- [Page text]
◇ ◇ ◇

DEPARTMENTS

Tuesday, December 11, 2012

Giger-esque Terrain From Seasonal Materials


Every year my wife goes on a flurry of seasonal baking. Part of this whole whirlwind of carb-apocalypse is the processing of fresh pumpkins. This involves halving them and roasting them, etc., etc.. This year I took note of the stalks that she breaks off of the top halves of the pumpkins and got a bug of an idea.

I had her throw the stalks into the oven with the halves this time to bake them to a nice petrified consistency. As the stalks are already dry enough to be knocked off the pumpkins with little effort, this worked quite nicely.What I ended up with were several nice, organic shapes.

◇ ◇ ◇

- [Working data]

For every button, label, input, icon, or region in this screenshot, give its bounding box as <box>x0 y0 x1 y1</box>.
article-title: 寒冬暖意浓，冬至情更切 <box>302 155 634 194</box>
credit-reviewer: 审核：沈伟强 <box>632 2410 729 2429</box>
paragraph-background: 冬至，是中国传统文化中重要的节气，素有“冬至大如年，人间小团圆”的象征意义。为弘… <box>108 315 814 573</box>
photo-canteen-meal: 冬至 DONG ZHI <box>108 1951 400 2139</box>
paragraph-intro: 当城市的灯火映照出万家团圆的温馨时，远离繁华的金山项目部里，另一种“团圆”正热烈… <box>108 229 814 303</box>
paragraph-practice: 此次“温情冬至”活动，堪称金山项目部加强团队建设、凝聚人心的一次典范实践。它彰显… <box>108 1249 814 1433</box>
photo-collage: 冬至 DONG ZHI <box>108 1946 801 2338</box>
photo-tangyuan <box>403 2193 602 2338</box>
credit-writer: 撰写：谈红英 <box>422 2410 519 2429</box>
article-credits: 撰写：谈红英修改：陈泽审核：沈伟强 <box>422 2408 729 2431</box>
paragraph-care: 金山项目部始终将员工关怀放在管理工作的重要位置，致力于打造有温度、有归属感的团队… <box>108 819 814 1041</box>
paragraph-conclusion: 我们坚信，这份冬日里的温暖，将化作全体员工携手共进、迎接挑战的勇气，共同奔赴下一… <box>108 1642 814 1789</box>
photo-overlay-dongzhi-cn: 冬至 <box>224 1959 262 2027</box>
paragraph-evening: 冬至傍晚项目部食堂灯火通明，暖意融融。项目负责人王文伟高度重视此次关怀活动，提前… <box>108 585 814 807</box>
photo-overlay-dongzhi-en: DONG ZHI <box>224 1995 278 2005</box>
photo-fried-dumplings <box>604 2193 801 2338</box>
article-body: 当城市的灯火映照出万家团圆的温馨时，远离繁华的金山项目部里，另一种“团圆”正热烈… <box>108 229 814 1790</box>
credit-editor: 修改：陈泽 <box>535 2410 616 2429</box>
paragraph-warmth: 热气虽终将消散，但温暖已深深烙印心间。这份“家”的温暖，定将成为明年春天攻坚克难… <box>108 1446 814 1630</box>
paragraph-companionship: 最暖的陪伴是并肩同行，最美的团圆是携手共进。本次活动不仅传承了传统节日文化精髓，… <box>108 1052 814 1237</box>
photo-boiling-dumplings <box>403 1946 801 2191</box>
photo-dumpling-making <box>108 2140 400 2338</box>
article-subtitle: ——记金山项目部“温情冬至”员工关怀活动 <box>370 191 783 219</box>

◇ ◇ ◇

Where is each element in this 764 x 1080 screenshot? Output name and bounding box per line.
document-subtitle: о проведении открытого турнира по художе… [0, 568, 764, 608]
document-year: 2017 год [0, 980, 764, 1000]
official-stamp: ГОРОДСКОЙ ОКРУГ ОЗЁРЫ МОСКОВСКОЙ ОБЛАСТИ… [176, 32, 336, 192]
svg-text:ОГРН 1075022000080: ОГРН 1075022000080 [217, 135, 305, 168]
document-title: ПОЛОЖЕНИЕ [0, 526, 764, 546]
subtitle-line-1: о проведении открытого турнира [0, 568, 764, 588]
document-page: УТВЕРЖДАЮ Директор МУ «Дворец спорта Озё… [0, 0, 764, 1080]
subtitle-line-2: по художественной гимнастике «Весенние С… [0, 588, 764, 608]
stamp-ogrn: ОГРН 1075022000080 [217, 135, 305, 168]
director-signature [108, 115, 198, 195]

◇ ◇ ◇

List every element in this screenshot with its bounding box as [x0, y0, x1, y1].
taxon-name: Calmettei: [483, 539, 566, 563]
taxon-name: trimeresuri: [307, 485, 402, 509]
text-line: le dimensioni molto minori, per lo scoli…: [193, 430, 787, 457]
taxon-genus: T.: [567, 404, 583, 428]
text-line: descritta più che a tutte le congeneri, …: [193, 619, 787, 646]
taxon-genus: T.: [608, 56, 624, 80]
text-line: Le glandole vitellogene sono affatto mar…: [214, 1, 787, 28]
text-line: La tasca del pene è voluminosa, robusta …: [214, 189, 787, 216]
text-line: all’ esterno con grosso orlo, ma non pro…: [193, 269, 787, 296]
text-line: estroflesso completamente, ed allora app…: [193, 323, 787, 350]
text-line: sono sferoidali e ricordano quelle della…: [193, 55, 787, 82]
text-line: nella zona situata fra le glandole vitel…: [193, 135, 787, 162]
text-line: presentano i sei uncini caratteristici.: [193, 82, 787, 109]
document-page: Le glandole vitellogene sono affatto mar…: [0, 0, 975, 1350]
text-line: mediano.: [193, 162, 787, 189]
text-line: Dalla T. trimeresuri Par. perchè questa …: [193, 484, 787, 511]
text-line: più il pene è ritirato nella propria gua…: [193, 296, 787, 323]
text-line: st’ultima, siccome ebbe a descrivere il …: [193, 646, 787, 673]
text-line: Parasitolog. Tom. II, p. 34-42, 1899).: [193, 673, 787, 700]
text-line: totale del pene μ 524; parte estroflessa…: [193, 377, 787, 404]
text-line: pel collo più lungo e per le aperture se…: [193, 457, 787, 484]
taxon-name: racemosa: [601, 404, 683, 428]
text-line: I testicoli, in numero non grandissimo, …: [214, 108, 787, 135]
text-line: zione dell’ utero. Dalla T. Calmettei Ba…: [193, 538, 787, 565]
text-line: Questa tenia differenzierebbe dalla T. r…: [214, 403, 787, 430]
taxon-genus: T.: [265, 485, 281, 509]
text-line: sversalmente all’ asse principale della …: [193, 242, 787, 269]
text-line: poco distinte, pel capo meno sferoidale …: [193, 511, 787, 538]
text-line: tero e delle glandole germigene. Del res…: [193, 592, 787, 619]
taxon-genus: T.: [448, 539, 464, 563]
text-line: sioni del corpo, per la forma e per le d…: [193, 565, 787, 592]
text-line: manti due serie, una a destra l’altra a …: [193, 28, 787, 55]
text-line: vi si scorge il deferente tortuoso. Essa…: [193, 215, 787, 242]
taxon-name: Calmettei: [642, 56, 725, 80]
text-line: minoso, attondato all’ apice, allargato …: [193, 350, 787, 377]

◇ ◇ ◇

- [List of tasks]
a - Decide whether each statement agrees with the pumpkin-stalk post. Answer yes or no for each, and quote the deciding words of the post.
(i) The stalks were baked in the oven together with the pumpkin halves.
(ii) The stalks had to be cut off the pumpkins with considerable effort.
(iii) The post is dated Tuesday, December 11, 2012.
b - Format the listing lines from the one containing "Where is each" through the one containing "director-signature [108, 115, 198, 195]" as a JSON list of strings, one string per line.
The page text and the listing are unrelated material.

- [Answers given]
a -
(i) Yes: "I had her throw the stalks into the oven with the halves this time"
(ii) No: "the stalks are already dry enough to be knocked off the pumpkins with little effort"
(iii) Yes: "Tuesday, December 11, 2012"

b -
[
  "Where is each element in this 764 x 1080 screenshot? Output name and bounding box per line.",
  "document-subtitle: о проведении открытого турнира по художе… [0, 568, 764, 608]",
  "document-year: 2017 год [0, 980, 764, 1000]",
  "official-stamp: ГОРОДСКОЙ ОКРУГ ОЗЁРЫ МОСКОВСКОЙ ОБЛАСТИ… [176, 32, 336, 192]",
  "svg-text:ОГРН 1075022000080: ОГРН 1075022000080 [217, 135, 305, 168]",
  "document-title: ПОЛОЖЕНИЕ [0, 526, 764, 546]",
  "subtitle-line-1: о проведении открытого турнира [0, 568, 764, 588]",
  "document-page: УТВЕРЖДАЮ Директор МУ «Дворец спорта Озё… [0, 0, 764, 1080]",
  "subtitle-line-2: по художественной гимнастике «Весенние С… [0, 588, 764, 608]",
  "stamp-ogrn: ОГРН 1075022000080 [217, 135, 305, 168]",
  "director-signature [108, 115, 198, 195]"
]